==== Data for this exercise ====

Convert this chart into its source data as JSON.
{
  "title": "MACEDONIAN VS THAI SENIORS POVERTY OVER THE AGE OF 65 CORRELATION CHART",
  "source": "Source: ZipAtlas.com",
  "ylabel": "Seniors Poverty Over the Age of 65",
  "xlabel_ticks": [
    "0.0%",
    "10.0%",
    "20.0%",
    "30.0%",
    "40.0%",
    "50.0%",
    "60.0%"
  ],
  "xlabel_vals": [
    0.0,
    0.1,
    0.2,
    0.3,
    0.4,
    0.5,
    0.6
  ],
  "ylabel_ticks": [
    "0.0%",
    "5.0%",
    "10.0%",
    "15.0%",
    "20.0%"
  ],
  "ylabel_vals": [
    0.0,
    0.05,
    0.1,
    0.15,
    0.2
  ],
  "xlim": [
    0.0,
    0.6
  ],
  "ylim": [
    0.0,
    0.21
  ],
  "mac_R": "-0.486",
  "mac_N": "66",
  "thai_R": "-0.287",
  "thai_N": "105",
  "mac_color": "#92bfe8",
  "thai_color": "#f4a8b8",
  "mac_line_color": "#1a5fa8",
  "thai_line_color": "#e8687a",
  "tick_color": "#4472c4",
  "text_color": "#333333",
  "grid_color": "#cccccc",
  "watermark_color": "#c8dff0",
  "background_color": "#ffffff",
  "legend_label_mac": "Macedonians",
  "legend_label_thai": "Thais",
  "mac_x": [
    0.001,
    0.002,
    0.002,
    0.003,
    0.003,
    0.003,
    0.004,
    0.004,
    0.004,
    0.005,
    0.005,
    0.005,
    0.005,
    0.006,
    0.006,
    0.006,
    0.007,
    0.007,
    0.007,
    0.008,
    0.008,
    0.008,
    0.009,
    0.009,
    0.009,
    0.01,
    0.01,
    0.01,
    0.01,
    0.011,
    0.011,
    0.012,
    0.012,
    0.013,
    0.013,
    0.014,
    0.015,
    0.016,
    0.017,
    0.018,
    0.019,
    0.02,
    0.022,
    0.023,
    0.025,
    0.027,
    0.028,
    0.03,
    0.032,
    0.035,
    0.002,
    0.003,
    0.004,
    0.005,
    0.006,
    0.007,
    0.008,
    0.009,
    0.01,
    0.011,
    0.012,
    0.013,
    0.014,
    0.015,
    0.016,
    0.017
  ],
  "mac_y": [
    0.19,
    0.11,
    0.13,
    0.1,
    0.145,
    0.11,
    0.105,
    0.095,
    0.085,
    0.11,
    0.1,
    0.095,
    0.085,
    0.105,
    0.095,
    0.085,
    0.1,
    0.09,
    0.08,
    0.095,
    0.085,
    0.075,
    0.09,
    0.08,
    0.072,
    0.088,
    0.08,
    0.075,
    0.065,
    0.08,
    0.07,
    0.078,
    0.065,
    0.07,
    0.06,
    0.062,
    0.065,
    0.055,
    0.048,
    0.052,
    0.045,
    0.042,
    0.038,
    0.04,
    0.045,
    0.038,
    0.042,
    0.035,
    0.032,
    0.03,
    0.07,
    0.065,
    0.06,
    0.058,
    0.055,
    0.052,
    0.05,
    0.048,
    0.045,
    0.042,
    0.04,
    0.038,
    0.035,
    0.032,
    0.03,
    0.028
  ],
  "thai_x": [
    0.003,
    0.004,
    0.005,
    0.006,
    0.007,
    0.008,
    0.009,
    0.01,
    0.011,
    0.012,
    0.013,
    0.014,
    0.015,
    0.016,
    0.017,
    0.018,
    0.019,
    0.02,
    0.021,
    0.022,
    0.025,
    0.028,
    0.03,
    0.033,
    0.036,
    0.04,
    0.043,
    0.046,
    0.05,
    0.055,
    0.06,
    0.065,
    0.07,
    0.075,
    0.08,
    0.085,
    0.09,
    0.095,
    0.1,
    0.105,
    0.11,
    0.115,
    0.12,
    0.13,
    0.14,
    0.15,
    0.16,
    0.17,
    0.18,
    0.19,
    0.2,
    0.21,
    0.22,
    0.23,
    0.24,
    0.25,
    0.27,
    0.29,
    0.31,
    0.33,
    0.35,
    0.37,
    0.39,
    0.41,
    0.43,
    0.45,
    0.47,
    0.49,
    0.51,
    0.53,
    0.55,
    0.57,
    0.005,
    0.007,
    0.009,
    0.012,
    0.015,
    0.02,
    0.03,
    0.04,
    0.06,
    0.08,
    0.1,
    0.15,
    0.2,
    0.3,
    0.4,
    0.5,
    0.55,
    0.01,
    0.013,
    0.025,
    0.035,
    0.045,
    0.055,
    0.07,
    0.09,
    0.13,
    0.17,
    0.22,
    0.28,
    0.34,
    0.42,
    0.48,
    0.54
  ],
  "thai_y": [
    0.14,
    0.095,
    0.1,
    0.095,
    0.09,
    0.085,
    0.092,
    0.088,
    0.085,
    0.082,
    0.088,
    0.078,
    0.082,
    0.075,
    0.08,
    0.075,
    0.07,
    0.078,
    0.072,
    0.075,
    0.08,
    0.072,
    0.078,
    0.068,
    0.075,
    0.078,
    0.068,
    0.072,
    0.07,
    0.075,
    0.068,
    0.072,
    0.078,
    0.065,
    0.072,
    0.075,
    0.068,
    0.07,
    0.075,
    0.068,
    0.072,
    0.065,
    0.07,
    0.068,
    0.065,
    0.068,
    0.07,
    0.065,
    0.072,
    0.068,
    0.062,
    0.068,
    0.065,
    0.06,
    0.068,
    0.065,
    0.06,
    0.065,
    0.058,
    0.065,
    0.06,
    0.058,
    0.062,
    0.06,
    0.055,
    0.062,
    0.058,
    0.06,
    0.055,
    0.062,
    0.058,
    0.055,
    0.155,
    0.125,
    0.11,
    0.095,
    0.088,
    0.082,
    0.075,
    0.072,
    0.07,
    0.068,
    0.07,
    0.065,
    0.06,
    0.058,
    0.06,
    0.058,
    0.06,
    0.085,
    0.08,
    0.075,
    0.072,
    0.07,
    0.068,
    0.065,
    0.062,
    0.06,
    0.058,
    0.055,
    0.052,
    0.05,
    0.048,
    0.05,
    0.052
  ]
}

====

- [Stated task] Copy every line verbatim.

- [Answer in full]
Convert this chart into its source data as JSON.
{
  "title": "MACEDONIAN VS THAI SENIORS POVERTY OVER THE AGE OF 65 CORRELATION CHART",
  "source": "Source: ZipAtlas.com",
  "ylabel": "Seniors Poverty Over the Age of 65",
  "xlabel_ticks": [
    "0.0%",
    "10.0%",
    "20.0%",
    "30.0%",
    "40.0%",
    "50.0%",
    "60.0%"
  ],
  "xlabel_vals": [
    0.0,
    0.1,
    0.2,
    0.3,
    0.4,
    0.5,
    0.6
  ],
  "ylabel_ticks": [
    "0.0%",
    "5.0%",
    "10.0%",
    "15.0%",
    "20.0%"
  ],
  "ylabel_vals": [
    0.0,
    0.05,
    0.1,
    0.15,
    0.2
  ],
  "xlim": [
    0.0,
    0.6
  ],
  "ylim": [
    0.0,
    0.21
  ],
  "mac_R": "-0.486",
  "mac_N": "66",
  "thai_R": "-0.287",
  "thai_N": "105",
  "mac_color": "#92bfe8",
  "thai_color": "#f4a8b8",
  "mac_line_color": "#1a5fa8",
  "thai_line_color": "#e8687a",
  "tick_color": "#4472c4",
  "text_color": "#333333",
  "grid_color": "#cccccc",
  "watermark_color": "#c8dff0",
  "background_color": "#ffffff",
  "legend_label_mac": "Macedonians",
  "legend_label_thai": "Thais",
  "mac_x": [
    0.001,
    0.002,
    0.002,
    0.003,
    0.003,
    0.003,
    0.004,
    0.004,
    0.004,
    0.005,
    0.005,
    0.005,
    0.005,
    0.006,
    0.006,
    0.006,
    0.007,
    0.007,
    0.007,
    0.008,
    0.008,
    0.008,
    0.009,
    0.009,
    0.009,
    0.01,
    0.01,
    0.01,
    0.01,
    0.011,
    0.011,
    0.012,
    0.012,
    0.013,
    0.013,
    0.014,
    0.015,
    0.016,
    0.017,
    0.018,
    0.019,
    0.02,
    0.022,
    0.023,
    0.025,
    0.027,
    0.028,
    0.03,
    0.032,
    0.035,
    0.002,
    0.003,
    0.004,
    0.005,
    0.006,
    0.007,
    0.008,
    0.009,
    0.01,
    0.011,
    0.012,
    0.013,
    0.014,
    0.015,
    0.016,
    0.017
  ],
  "mac_y": [
    0.19,
    0.11,
    0.13,
    0.1,
    0.145,
    0.11,
    0.105,
    0.095,
    0.085,
    0.11,
    0.1,
    0.095,
    0.085,
    0.105,
    0.095,
    0.085,
    0.1,
    0.09,
    0.08,
    0.095,
    0.085,
    0.075,
    0.09,
    0.08,
    0.072,
    0.088,
    0.08,
    0.075,
    0.065,
    0.08,
    0.07,
    0.078,
    0.065,
    0.07,
    0.06,
    0.062,
    0.065,
    0.055,
    0.048,
    0.052,
    0.045,
    0.042,
    0.038,
    0.04,
    0.045,
    0.038,
    0.042,
    0.035,
    0.032,
    0.03,
    0.07,
    0.065,
    0.06,
    0.058,
    0.055,
    0.052,
    0.05,
    0.048,
    0.045,
    0.042,
    0.04,
    0.038,
    0.035,
    0.032,
    0.03,
    0.028
  ],
  "thai_x": [
    0.003,
    0.004,
    0.005,
    0.006,
    0.007,
    0.008,
    0.009,
    0.01,
    0.011,
    0.012,
    0.013,
    0.014,
    0.015,
    0.016,
    0.017,
    0.018,
    0.019,
    0.02,
    0.021,
    0.022,
    0.025,
    0.028,
    0.03,
    0.033,
    0.036,
    0.04,
    0.043,
    0.046,
    0.05,
    0.055,
    0.06,
    0.065,
    0.07,
    0.075,
    0.08,
    0.085,
    0.09,
    0.095,
    0.1,
    0.105,
    0.11,
    0.115,
    0.12,
    0.13,
    0.14,
    0.15,
    0.16,
    0.17,
    0.18,
    0.19,
    0.2,
    0.21,
    0.22,
    0.23,
    0.24,
    0.25,
    0.27,
    0.29,
    0.31,
    0.33,
    0.35,
    0.37,
    0.39,
    0.41,
    0.43,
    0.45,
    0.47,
    0.49,
    0.51,
    0.53,
    0.55,
    0.57,
    0.005,
    0.007,
    0.009,
    0.012,
    0.015,
    0.02,
    0.03,
    0.04,
    0.06,
    0.08,
    0.1,
    0.15,
    0.2,
    0.3,
    0.4,
    0.5,
    0.55,
    0.01,
    0.013,
    0.025,
    0.035,
    0.045,
    0.055,
    0.07,
    0.09,
    0.13,
    0.17,
    0.22,
    0.28,
    0.34,
    0.42,
    0.48,
    0.54
  ],
  "thai_y": [
    0.14,
    0.095,
    0.1,
    0.095,
    0.09,
    0.085,
    0.092,
    0.088,
    0.085,
    0.082,
    0.088,
    0.078,
    0.082,
    0.075,
    0.08,
    0.075,
    0.07,
    0.078,
    0.072,
    0.075,
    0.08,
    0.072,
    0.078,
    0.068,
    0.075,
    0.078,
    0.068,
    0.072,
    0.07,
    0.075,
    0.068,
    0.072,
    0.078,
    0.065,
    0.072,
    0.075,
    0.068,
    0.07,
    0.075,
    0.068,
    0.072,
    0.065,
    0.07,
    0.068,
    0.065,
    0.068,
    0.07,
    0.065,
    0.072,
    0.068,
    0.062,
    0.068,
    0.065,
    0.06,
    0.068,
    0.065,
    0.06,
    0.065,
    0.058,
    0.065,
    0.06,
    0.058,
    0.062,
    0.06,
    0.055,
    0.062,
    0.058,
    0.06,
    0.055,
    0.062,
    0.058,
    0.055,
    0.155,
    0.125,
    0.11,
    0.095,
    0.088,
    0.082,
    0.075,
    0.072,
    0.07,
    0.068,
    0.07,
    0.065,
    0.06,
    0.058,
    0.06,
    0.058,
    0.06,
    0.085,
    0.08,
    0.075,
    0.072,
    0.07,
    0.068,
    0.065,
    0.062,
    0.06,
    0.058,
    0.055,
    0.052,
    0.05,
    0.048,
    0.05,
    0.052
  ]
}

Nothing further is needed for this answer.